AIM:
Search the material for the word "รายการ" and report each line where it turns up.

RECORD EXTRACTS:
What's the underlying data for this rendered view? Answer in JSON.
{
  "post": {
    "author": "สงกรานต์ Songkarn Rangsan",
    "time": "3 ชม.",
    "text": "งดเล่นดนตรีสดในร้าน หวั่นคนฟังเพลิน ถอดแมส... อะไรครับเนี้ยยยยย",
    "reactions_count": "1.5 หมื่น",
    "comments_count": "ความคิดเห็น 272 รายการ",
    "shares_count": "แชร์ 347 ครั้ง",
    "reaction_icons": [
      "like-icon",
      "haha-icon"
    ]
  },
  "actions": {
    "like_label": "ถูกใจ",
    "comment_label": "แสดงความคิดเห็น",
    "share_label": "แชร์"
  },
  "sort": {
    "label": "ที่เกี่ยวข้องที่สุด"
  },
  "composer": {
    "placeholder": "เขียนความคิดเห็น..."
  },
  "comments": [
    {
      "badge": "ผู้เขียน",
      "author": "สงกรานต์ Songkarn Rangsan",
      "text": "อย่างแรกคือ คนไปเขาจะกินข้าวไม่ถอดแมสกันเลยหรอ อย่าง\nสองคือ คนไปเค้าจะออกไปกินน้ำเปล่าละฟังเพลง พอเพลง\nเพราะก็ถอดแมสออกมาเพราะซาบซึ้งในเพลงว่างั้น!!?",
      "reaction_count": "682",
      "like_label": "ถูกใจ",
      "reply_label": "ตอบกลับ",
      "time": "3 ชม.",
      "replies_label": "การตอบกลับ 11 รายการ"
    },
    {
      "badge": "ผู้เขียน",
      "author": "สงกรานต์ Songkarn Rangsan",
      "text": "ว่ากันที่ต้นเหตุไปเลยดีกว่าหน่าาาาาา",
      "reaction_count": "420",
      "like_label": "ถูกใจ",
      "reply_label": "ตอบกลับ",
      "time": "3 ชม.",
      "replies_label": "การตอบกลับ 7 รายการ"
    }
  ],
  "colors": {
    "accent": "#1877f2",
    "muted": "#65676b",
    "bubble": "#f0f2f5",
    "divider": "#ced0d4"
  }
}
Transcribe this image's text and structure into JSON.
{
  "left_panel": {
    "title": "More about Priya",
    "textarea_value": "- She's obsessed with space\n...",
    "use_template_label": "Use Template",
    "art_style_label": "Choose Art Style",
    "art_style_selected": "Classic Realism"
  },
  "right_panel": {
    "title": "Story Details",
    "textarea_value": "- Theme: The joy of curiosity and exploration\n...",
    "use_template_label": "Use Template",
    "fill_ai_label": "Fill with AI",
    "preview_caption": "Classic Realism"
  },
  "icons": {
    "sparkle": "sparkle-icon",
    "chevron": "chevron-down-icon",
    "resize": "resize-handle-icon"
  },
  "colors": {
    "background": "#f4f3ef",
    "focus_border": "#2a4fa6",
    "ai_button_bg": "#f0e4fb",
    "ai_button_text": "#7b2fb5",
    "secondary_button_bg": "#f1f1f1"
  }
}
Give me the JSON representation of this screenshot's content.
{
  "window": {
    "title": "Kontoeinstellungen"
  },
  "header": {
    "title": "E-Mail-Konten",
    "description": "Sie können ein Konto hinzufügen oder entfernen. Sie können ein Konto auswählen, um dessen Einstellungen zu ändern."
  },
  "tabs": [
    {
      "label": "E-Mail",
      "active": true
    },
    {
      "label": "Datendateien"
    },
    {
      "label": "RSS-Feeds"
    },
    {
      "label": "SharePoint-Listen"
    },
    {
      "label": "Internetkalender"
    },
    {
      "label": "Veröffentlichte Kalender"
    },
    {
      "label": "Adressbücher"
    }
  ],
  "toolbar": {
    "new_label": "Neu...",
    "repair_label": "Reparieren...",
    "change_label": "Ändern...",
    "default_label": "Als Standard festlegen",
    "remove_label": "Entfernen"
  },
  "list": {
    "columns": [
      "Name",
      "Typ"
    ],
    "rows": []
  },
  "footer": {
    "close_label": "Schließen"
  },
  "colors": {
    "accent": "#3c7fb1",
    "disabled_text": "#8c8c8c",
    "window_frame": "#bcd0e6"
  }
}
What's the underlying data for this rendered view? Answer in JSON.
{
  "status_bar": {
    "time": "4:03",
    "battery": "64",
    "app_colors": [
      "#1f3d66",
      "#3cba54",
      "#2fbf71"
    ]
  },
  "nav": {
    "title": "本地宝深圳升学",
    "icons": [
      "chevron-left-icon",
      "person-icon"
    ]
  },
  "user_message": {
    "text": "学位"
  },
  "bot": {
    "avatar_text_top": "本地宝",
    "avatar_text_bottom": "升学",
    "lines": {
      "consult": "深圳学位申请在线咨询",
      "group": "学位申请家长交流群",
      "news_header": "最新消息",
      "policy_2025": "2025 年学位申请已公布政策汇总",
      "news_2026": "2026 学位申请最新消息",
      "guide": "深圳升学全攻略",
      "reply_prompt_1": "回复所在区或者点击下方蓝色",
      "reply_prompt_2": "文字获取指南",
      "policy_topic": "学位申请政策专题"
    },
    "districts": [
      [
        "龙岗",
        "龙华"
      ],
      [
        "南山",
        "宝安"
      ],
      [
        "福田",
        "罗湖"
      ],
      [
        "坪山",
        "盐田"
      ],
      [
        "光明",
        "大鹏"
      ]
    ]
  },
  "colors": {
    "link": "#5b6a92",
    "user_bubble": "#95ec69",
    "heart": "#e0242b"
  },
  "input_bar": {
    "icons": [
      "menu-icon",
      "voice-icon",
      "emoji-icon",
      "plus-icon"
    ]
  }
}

SOLUTION FOR THIS EXERCISE:
    "comments_count": "ความคิดเห็น 272 รายการ",
      "replies_label": "การตอบกลับ 11 รายการ"
      "replies_label": "การตอบกลับ 7 รายการ"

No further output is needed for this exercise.